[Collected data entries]
----
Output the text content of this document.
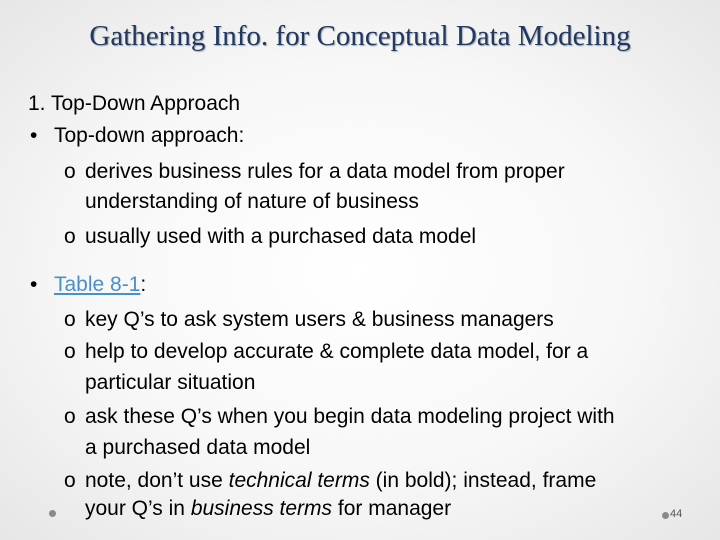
Gathering Info. for Conceptual Data Modeling
1. Top-Down Approach
• Top-down approach:
o derives business rules for a data model from proper
understanding of nature of business
o usually used with a purchased data model
• Table 8-1:
o key Q’s to ask system users & business managers
o help to develop accurate & complete data model, for a
particular situation
o ask these Q’s when you begin data modeling project with
a purchased data model
o note, don’t use technical terms (in bold); instead, frame
your Q’s in business terms for manager	44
----
AIM:
Make an exact copy of all the material, but keep the pictures out of it.

TASK RESPONSE:
Output the text content of this document.
Gathering Info. for Conceptual Data Modeling
1. Top-Down Approach
• Top-down approach:
o derives business rules for a data model from proper
understanding of nature of business
o usually used with a purchased data model
• Table 8-1:
o key Q’s to ask system users & business managers
o help to develop accurate & complete data model, for a
particular situation
o ask these Q’s when you begin data modeling project with
a purchased data model
o note, don’t use technical terms (in bold); instead, frame
your Q’s in business terms for manager	44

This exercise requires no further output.